### 本文

〇はじめに
今回は、「差別化」についてのお話をさせていただきます。
タイトルにあるように、非代替性が高い魅力を進めていこう(キラー化)という発想です。
船井総合研究所のマーケティングは、競争がどんどん激しくなり、市場がどんどん成熟していく中で、どう打ち勝つかという発想とともに、どう負けないか、お客様をどう引き付けるかということ、それからお客様をどう集めるかということ、タイミングに合わせてどう変化させていくかということ、が非常に重要だという考え方を持っています。
根底にあるのが、他所と同じ、人並みではお客様を取ることはできないという考え方です。
つまり、差別化をしていく必要があります。
これは、世界的マーケティングの考え方の中ではノーマルな考え方、いわゆる差別点を作ること「make the difference」です。
アメリカのウォールマートなどでもかなり強く言う言葉で、世界最大の小売店であっても「make the difference」という言葉を使っています。
〇差別化をはじめるには
どのようなかたちで違いを作るかというと、初期段階では力があまりありませんので、いかに「お、変わってるね」と言われるような魅力を作るかということが重要になります。
多くの場合、例えば、投資コストがかかることはなかなかできないので切り口を変えます。
切り口に関しては、
・商品の見せ方、店の見せ方を変えることと同時に
・他所がやってない時期にやる
・やりたくないことをやる
といったかたちのずらしが非常に大事になるわけです。
このようなかたちで、低コストで、主に一番効果的なのは、いわゆるカスタマージャーニーです。
船井総合研究所では、三位一体、四位一体といいます。
販促をして、お客様が売り場にやってきて、商品を触って、接客を受けて帰っていくという顧客設定においては、当然、お客様がお店の存在や商品の存在を知って、初めて動機づけが少しできて、そして動く、というかたちになります。
WEB上であってもリアルであってもまずは見つけてもらって、足が止まり目につく状態を作らなければなりません。
主に販促の力が効果的で、アテンション、インタレスト、デザイア、メモリー、アクションのAとIが大事です。
Aがアテンションです。
「お、なんだ、これは」という話です。
インタレストは「あっ」と思っても「もうええわ」と思われたら困るので、興味を引けるものでないといけません。
「見たこともない」「何が動いているんだ」ということが非常に重要なかたちで、ここから入ってお客さんを一旦引き付けます。
〇差別化の途中、スペシャリティの必要性
そういうテクニック論だけでやっていっても、お客さんは固定化しないし、飽きていきますから、これをどういうふうなかたちでビジネスに磨いていくのか、といったかたちで次の段階になるわけです。

### 提供データ
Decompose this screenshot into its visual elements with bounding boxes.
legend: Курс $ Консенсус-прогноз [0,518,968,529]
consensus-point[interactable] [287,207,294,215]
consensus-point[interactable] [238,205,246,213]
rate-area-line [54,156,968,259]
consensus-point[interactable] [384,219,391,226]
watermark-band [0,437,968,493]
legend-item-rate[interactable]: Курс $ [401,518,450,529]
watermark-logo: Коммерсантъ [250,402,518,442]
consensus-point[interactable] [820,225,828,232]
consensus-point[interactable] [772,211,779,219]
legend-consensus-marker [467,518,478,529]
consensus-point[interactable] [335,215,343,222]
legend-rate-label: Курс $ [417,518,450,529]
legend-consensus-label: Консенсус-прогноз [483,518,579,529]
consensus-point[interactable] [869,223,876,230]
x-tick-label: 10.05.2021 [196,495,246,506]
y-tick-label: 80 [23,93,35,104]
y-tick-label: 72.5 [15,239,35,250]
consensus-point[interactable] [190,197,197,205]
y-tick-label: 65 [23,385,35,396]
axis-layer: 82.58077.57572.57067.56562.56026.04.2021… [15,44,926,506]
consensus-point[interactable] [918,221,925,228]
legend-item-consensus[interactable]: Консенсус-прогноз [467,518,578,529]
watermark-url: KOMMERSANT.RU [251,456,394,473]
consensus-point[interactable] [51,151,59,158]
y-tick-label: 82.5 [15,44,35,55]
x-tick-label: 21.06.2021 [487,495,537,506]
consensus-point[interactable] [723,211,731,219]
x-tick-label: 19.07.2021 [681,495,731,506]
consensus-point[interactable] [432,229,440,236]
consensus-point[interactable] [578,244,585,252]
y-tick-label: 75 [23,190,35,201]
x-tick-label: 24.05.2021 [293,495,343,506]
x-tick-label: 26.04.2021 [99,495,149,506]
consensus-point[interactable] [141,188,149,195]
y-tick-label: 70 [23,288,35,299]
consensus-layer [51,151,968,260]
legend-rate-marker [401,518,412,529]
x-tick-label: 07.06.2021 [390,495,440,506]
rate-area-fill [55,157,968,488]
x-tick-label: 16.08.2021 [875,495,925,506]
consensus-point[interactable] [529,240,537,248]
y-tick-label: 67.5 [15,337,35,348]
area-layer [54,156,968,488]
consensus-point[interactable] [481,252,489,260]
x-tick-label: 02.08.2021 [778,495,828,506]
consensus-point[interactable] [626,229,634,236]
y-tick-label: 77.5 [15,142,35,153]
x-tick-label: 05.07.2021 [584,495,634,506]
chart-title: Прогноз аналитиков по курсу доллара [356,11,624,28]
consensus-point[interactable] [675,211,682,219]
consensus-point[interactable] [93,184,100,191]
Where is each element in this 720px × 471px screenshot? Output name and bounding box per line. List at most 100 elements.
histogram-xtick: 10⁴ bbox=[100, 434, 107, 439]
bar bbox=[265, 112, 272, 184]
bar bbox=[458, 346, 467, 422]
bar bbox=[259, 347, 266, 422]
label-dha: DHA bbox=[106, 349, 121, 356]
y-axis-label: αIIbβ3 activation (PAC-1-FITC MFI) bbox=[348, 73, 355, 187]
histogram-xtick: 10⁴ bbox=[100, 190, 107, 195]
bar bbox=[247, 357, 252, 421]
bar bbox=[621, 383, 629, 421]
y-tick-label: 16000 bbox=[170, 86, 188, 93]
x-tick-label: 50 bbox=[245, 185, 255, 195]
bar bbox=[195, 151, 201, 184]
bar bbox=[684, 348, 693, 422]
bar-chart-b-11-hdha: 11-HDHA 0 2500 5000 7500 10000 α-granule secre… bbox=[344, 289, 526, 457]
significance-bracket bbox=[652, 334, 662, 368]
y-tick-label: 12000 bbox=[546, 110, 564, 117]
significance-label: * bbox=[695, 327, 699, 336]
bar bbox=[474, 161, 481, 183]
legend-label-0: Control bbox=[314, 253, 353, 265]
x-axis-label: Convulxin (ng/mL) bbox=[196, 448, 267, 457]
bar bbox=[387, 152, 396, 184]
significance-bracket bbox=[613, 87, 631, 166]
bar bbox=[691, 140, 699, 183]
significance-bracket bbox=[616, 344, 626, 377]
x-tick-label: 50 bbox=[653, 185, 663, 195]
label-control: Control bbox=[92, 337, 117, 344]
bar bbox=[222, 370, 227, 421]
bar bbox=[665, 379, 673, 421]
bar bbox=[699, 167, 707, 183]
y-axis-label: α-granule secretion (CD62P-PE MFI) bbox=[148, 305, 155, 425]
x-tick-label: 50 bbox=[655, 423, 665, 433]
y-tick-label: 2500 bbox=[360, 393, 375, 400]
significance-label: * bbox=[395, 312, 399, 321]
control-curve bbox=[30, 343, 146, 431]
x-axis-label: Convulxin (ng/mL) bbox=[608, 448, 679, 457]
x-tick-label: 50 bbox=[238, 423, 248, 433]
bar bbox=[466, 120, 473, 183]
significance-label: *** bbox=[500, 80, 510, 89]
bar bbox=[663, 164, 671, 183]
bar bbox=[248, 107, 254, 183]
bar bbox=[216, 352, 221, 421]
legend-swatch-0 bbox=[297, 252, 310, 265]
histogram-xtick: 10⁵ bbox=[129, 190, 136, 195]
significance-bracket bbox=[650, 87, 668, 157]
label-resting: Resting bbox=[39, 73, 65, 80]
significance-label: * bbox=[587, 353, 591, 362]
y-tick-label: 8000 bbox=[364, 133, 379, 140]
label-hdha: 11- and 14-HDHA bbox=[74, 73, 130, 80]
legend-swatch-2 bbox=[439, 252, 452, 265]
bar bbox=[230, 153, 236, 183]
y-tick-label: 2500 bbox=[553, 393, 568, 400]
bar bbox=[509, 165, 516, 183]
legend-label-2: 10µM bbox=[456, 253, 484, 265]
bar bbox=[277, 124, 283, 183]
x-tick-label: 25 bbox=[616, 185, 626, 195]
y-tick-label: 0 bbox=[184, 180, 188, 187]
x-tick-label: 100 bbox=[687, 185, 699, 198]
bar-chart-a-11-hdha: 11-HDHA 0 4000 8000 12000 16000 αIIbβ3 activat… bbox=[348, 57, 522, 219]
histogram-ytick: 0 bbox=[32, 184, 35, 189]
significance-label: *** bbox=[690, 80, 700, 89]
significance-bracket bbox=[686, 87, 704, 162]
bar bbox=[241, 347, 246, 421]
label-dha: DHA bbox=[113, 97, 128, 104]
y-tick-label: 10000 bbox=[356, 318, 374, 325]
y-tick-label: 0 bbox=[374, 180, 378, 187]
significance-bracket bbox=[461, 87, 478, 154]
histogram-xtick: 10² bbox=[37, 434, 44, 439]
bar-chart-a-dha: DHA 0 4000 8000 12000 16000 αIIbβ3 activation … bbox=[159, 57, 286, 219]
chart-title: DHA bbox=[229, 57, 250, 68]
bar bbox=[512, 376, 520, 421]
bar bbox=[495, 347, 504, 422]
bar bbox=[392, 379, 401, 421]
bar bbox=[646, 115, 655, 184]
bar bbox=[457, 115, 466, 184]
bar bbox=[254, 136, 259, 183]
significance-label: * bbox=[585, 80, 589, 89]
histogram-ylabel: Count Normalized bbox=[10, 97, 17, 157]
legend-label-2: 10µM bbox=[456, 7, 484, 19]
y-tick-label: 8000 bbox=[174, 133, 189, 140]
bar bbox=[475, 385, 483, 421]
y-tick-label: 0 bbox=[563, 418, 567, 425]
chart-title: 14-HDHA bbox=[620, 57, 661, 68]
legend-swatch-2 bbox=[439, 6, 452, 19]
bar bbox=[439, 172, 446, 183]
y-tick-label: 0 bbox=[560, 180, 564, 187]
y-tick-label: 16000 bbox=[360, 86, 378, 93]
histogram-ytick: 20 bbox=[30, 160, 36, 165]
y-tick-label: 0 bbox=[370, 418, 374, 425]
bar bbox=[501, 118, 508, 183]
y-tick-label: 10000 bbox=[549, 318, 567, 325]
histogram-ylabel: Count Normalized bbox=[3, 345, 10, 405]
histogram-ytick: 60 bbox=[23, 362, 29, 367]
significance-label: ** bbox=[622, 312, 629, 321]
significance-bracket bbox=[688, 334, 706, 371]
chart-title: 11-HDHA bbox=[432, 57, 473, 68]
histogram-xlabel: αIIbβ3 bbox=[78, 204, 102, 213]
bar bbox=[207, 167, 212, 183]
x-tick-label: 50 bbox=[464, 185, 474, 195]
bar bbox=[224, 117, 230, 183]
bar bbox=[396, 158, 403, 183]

### 取り組む課題
a - 差別化についての本文では、販促で特に大事だとされているのはどの二つですか。
b - 差別化についての本文から、「販促をして、お客様が売り場に」から「クションのAとIが大事です。」までの部分をすべてそのまま書き出してください。
c - 差別化についての本文の最後の文に続けて、その先を書いてください。

### 課題の解答
a - アテンション（A）とインタレスト（I）です。

b -
販促をして、お客様が売り場にやってきて、商品を触って、接客を受けて帰っていくという顧客設定においては、当然、お客様がお店の存在や商品の存在を知って、初めて動機づけが少しできて、そして動く、というかたちになります。
WEB上であってもリアルであってもまずは見つけてもらって、足が止まり目につく状態を作らなければなりません。
主に販促の力が効果的で、アテンション、インタレスト、デザイア、メモリー、アクションのAとIが大事です。

c -
要は「変わっているね」というのは変わっているだけです。
だから、ぽっと出でぽっと消える可能性もあります。
変わっている状態を「好き」とか「いいね」という状態にする必要があります。
専門化ということは、専門以外の人から見ると興味がないということになります。
いわゆるある一定のニーズや思考をもっている人たちが見続けてくれるようなファン化が大事です。
ファンを引き付けるだけのスペシャリティな製品、もしくはサービス、スペシャリティな販促、スペシャリティなプロモーションといったようにスペシャリティが大事です。
スペシャリティというのは普通のレベルではできない、知らないことで、この深みが非常に大事になります。
例えば、普通のお茶のお店からフレーバーティーの専門店をやってみようという話といったように深く掘り下げます。
この辺りでやっていても、またまた商売は競争が厳しくなってきます。そうすると、もう突き放さなければなりません。
喧嘩ではないので、ビジネスで突き放さないといけません。
これはダントツ化を図っていくということです。ダントツ化はどうやって図るかというと、独自性で図ります。
他とは少し違う、ほかにはない、オリジナリティがあるということで、ぐっと注目されるようになります。
だから、例えば、フレーバーティーの専門店があったとして、どんなフレーバーティーの専門店かということが大事になってきます。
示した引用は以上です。